— START INFORMATION GIVEN —

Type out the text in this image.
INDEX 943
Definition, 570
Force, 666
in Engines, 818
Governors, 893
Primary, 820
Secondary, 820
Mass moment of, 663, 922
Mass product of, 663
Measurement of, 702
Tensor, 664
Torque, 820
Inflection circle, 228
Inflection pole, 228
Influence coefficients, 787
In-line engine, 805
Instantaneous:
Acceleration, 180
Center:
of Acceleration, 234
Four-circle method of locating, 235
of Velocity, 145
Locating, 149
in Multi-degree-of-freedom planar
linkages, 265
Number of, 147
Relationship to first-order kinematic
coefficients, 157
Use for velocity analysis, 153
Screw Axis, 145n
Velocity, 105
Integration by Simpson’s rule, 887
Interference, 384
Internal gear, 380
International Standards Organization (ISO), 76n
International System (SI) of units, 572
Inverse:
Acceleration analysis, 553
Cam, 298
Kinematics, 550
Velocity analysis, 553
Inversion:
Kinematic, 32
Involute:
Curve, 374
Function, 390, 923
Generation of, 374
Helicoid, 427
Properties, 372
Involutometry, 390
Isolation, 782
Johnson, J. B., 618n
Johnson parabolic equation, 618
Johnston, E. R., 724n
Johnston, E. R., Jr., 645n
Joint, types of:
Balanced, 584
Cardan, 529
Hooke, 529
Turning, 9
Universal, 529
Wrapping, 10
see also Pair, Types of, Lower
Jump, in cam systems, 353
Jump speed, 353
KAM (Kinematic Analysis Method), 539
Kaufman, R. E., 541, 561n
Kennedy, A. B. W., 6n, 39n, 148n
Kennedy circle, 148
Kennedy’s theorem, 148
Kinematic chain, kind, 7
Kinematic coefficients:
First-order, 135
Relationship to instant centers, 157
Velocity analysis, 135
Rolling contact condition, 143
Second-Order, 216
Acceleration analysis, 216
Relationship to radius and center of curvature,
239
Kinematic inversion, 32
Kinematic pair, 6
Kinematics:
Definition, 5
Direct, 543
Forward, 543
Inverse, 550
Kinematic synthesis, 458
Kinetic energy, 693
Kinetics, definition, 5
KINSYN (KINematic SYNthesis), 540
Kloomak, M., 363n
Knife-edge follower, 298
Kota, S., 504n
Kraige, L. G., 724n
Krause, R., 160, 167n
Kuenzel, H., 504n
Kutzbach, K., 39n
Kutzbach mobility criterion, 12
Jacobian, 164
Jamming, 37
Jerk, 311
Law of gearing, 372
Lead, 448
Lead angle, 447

— END INFORMATION GIVEN —
— START INFORMATION GIVEN —

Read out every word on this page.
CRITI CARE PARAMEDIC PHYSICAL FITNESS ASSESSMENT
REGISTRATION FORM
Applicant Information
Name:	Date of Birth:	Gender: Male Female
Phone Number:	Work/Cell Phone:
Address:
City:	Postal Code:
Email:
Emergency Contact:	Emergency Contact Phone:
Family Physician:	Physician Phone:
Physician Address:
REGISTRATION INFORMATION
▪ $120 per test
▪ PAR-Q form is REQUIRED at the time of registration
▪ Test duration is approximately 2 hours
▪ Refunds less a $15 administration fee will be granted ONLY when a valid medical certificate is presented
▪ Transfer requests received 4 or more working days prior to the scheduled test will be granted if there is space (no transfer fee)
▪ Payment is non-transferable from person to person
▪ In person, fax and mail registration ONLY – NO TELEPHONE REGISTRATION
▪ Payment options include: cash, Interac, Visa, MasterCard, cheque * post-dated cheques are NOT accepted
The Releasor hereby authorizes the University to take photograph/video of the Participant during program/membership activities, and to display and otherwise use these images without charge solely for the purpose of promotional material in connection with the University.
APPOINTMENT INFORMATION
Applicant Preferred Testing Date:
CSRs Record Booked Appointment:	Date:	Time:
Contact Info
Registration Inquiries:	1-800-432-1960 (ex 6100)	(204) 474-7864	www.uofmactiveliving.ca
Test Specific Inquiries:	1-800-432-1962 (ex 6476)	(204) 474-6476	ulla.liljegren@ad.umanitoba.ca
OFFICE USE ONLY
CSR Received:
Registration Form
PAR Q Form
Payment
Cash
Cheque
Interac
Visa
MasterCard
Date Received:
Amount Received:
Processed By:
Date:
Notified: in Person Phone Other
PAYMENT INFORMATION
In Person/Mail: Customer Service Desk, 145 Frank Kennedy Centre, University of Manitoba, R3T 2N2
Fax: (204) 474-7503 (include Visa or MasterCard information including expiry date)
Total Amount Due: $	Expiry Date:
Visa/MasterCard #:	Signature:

— END INFORMATION GIVEN —

◆ EXERCISE DESCRIPTION
From the entries above, copy every line where the word "International" shows up.

◆ EXERCISE SOLUTION
International Standards Organization (ISO), 76n
International System (SI) of units, 572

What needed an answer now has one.